MATERIAL
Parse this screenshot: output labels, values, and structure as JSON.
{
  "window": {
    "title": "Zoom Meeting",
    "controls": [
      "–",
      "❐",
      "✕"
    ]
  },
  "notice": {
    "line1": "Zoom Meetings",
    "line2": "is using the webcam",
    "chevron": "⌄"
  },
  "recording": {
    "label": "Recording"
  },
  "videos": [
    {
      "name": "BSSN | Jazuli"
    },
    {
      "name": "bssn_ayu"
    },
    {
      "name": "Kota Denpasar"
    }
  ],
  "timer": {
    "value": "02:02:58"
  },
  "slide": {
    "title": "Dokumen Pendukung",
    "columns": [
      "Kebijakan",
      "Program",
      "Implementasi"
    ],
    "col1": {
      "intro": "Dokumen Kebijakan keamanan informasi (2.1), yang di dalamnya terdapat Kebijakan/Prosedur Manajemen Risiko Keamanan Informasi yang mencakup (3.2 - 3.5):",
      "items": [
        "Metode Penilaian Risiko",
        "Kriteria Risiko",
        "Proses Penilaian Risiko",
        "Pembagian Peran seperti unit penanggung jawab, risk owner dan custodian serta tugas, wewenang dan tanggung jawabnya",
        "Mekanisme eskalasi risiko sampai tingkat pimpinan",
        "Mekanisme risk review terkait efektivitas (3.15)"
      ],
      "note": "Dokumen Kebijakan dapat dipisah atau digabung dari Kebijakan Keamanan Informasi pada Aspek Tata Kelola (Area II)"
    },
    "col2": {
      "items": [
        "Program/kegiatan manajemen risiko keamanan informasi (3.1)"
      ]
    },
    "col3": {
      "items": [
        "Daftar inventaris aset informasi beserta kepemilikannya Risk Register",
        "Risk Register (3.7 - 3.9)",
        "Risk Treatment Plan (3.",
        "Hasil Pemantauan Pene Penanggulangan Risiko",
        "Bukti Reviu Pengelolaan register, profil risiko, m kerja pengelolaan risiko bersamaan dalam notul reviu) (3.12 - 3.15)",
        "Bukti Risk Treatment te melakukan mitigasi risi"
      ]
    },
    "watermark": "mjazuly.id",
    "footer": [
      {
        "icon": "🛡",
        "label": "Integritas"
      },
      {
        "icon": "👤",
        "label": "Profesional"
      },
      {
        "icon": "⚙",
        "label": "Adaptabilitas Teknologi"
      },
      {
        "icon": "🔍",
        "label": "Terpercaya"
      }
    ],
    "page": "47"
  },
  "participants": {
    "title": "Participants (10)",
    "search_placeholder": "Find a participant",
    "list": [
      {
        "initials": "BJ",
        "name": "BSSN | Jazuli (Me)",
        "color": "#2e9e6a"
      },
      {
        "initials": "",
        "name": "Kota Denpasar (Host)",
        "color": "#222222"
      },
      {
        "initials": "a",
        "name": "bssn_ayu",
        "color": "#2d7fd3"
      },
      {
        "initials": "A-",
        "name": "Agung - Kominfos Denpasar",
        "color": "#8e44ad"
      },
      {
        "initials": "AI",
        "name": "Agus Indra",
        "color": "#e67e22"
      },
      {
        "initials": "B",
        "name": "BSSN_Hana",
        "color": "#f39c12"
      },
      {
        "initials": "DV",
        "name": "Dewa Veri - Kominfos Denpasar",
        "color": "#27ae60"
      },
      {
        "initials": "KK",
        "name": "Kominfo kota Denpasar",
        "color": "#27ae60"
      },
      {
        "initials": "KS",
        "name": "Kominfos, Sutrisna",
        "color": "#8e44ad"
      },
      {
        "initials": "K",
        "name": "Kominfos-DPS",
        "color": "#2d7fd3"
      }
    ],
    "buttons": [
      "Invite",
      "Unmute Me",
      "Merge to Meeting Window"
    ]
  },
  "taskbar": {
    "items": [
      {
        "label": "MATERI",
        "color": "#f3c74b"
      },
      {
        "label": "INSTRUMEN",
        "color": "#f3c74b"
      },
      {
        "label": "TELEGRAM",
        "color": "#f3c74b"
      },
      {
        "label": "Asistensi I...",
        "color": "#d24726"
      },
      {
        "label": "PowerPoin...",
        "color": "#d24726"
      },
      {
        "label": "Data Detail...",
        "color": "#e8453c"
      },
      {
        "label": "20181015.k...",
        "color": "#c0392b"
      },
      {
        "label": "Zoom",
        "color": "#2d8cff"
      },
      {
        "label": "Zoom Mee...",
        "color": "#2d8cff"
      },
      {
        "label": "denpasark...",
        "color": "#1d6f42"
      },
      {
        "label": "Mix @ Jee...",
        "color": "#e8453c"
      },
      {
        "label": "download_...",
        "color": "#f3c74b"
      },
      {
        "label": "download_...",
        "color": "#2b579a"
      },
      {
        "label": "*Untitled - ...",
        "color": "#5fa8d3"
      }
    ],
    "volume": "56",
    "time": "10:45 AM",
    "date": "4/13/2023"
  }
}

INSTRUCTION
Output a single number: how many lines contain the word "Penilaian".

REPLY
2